What the task requires =
In the listing below, identify each line with the word "Terms" and return those lines.

Entries from a dataset =
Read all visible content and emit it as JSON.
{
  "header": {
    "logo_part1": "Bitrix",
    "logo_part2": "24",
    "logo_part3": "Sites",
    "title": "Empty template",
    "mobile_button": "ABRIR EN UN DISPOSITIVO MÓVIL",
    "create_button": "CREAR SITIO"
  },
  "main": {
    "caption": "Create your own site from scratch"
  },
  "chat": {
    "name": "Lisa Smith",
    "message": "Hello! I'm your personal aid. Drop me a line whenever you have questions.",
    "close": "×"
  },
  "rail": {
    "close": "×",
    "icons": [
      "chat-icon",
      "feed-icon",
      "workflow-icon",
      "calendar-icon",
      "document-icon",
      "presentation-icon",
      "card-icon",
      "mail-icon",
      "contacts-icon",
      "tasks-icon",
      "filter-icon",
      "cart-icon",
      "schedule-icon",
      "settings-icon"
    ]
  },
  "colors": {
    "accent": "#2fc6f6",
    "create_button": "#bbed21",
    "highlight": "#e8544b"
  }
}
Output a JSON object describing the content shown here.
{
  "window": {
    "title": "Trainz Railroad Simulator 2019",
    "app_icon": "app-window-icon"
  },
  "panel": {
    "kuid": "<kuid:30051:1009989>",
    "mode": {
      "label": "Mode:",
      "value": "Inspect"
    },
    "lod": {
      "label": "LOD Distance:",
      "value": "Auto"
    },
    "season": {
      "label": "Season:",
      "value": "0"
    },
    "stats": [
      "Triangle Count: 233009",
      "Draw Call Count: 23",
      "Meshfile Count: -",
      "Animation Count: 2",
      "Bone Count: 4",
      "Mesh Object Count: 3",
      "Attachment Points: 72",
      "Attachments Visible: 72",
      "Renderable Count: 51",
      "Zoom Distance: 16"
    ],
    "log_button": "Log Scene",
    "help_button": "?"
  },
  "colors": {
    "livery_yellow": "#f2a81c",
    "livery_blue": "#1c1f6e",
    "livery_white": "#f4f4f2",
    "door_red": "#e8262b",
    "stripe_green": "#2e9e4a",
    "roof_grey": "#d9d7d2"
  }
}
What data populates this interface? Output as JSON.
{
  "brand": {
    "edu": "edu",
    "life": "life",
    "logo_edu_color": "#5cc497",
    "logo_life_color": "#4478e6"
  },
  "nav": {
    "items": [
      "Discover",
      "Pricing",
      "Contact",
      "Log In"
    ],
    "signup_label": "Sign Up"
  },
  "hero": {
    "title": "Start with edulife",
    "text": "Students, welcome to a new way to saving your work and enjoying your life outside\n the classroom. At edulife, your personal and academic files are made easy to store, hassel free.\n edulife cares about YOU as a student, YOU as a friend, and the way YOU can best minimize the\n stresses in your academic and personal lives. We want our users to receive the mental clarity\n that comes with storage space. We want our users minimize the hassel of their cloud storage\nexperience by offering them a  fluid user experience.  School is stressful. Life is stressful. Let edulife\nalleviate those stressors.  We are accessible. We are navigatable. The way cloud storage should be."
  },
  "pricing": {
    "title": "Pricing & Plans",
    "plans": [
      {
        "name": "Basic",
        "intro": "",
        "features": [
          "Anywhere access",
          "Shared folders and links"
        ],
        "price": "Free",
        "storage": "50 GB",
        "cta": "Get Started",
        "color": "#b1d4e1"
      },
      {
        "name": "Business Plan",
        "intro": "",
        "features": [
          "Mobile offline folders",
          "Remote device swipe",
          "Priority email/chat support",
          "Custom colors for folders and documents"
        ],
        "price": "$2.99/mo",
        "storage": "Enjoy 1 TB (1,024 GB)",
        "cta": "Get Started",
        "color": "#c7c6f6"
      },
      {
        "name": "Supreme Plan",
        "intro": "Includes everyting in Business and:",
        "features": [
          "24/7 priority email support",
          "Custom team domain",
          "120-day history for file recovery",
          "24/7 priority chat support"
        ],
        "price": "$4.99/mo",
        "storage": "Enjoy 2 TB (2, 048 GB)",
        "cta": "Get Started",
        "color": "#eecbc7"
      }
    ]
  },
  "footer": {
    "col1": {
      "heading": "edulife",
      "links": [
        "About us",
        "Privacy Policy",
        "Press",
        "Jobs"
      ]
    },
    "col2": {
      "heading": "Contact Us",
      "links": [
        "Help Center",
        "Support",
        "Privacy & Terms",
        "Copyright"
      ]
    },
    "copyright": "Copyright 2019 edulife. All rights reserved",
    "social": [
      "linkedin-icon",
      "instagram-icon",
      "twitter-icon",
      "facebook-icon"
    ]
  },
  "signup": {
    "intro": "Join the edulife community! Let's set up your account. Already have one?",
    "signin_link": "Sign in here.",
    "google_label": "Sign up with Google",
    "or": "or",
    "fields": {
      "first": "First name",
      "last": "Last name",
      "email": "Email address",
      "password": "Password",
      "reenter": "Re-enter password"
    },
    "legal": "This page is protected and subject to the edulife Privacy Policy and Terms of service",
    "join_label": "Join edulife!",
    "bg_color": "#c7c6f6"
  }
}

Response to the exercise =
        "Privacy & Terms",
    "legal": "This page is protected and subject to the edulife Privacy Policy and Terms of service",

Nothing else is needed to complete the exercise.